Items from a dataset:
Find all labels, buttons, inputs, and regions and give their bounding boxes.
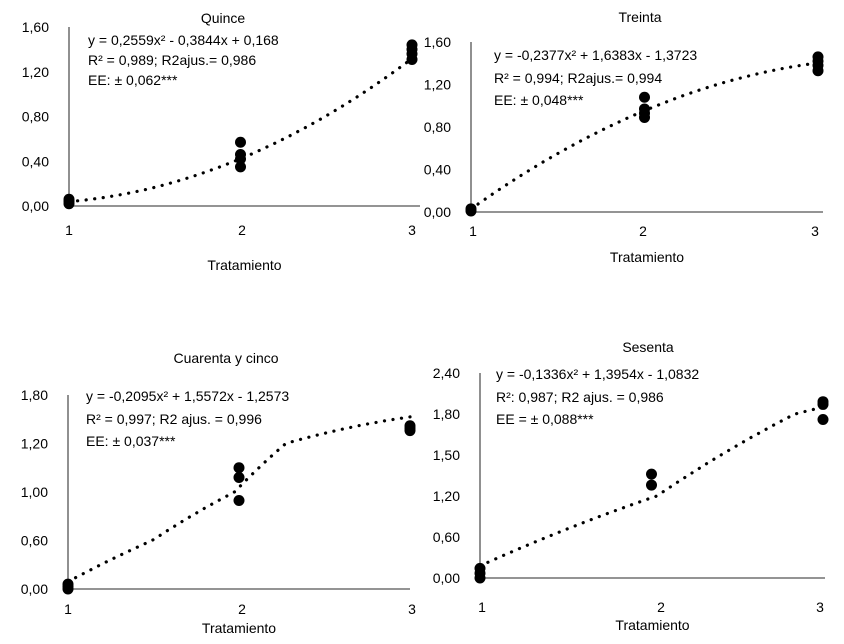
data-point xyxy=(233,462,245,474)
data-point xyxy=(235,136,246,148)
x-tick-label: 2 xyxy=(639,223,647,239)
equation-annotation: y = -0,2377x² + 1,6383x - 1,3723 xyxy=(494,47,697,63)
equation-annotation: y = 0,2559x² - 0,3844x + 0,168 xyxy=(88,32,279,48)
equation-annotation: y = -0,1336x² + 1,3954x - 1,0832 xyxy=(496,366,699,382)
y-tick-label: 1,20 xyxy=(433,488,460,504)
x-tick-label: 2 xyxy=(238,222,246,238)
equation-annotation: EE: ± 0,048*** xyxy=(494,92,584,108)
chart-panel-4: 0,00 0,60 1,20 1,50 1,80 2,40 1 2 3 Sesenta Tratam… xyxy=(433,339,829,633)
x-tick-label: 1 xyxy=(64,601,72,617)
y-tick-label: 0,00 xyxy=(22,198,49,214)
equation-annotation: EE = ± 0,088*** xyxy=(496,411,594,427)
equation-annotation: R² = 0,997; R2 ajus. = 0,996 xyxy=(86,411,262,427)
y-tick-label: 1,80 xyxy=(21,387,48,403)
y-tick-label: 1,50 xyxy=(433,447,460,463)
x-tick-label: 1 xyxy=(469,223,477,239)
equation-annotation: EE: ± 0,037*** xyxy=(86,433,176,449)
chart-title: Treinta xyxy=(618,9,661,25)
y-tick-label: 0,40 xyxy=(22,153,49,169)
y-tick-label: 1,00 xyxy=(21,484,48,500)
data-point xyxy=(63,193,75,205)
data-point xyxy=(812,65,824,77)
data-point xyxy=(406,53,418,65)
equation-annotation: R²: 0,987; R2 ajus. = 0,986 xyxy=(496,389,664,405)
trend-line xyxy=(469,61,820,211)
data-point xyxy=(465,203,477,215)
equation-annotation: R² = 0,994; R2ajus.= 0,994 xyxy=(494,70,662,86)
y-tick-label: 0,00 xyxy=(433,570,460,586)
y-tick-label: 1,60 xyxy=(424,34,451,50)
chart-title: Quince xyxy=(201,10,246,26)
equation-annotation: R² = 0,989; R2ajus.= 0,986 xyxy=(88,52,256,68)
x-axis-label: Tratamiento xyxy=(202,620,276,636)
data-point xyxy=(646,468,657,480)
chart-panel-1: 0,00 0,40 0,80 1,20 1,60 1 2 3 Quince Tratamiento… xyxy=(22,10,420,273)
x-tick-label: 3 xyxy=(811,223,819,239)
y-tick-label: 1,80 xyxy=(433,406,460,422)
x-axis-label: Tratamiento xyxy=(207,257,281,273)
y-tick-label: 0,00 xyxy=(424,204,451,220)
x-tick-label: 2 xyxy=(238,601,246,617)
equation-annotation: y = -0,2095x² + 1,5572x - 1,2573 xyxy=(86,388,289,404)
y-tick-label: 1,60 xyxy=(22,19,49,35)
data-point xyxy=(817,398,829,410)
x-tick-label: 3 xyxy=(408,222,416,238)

(Task directions):
Give every line of the material above as a numbered list, omitting blank lines and leaving the picture out of the answer.

(Finished exercise):
1. Find all labels, buttons, inputs, and regions and give their bounding boxes.
2. data-point xyxy=(233,462,245,474)
3. data-point xyxy=(235,136,246,148)
4. x-tick-label: 2 xyxy=(639,223,647,239)
5. equation-annotation: y = -0,2377x² + 1,6383x - 1,3723 xyxy=(494,47,697,63)
6. equation-annotation: y = 0,2559x² - 0,3844x + 0,168 xyxy=(88,32,279,48)
7. equation-annotation: y = -0,1336x² + 1,3954x - 1,0832 xyxy=(496,366,699,382)
8. y-tick-label: 1,20 xyxy=(433,488,460,504)
9. x-tick-label: 2 xyxy=(238,222,246,238)
10. equation-annotation: EE: ± 0,048*** xyxy=(494,92,584,108)
11. chart-panel-4: 0,00 0,60 1,20 1,50 1,80 2,40 1 2 3 Sesenta Tratam… xyxy=(433,339,829,633)
12. x-tick-label: 1 xyxy=(64,601,72,617)
13. y-tick-label: 0,00 xyxy=(22,198,49,214)
14. equation-annotation: EE = ± 0,088*** xyxy=(496,411,594,427)
15. equation-annotation: R² = 0,997; R2 ajus. = 0,996 xyxy=(86,411,262,427)
16. y-tick-label: 1,80 xyxy=(21,387,48,403)
17. y-tick-label: 1,50 xyxy=(433,447,460,463)
18. x-tick-label: 1 xyxy=(469,223,477,239)
19. equation-annotation: EE: ± 0,037*** xyxy=(86,433,176,449)
20. chart-title: Treinta xyxy=(618,9,661,25)
21. y-tick-label: 0,40 xyxy=(22,153,49,169)
22. y-tick-label: 1,00 xyxy=(21,484,48,500)
23. data-point xyxy=(63,193,75,205)
24. data-point xyxy=(812,65,824,77)
25. data-point xyxy=(406,53,418,65)
26. equation-annotation: R²: 0,987; R2 ajus. = 0,986 xyxy=(496,389,664,405)
27. trend-line xyxy=(469,61,820,211)
28. data-point xyxy=(465,203,477,215)
29. equation-annotation: R² = 0,994; R2ajus.= 0,994 xyxy=(494,70,662,86)
30. y-tick-label: 0,00 xyxy=(433,570,460,586)
31. y-tick-label: 1,60 xyxy=(424,34,451,50)
32. chart-title: Quince xyxy=(201,10,246,26)
33. equation-annotation: R² = 0,989; R2ajus.= 0,986 xyxy=(88,52,256,68)
34. x-axis-label: Tratamiento xyxy=(202,620,276,636)
35. data-point xyxy=(646,468,657,480)
36. chart-panel-1: 0,00 0,40 0,80 1,20 1,60 1 2 3 Quince Tratamiento… xyxy=(22,10,420,273)
37. x-tick-label: 3 xyxy=(811,223,819,239)
38. y-tick-label: 1,80 xyxy=(433,406,460,422)
39. x-axis-label: Tratamiento xyxy=(207,257,281,273)
40. y-tick-label: 0,00 xyxy=(424,204,451,220)
41. x-tick-label: 2 xyxy=(238,601,246,617)
42. equation-annotation: y = -0,2095x² + 1,5572x - 1,2573 xyxy=(86,388,289,404)
43. y-tick-label: 1,60 xyxy=(22,19,49,35)
44. data-point xyxy=(817,398,829,410)
45. x-tick-label: 3 xyxy=(408,222,416,238)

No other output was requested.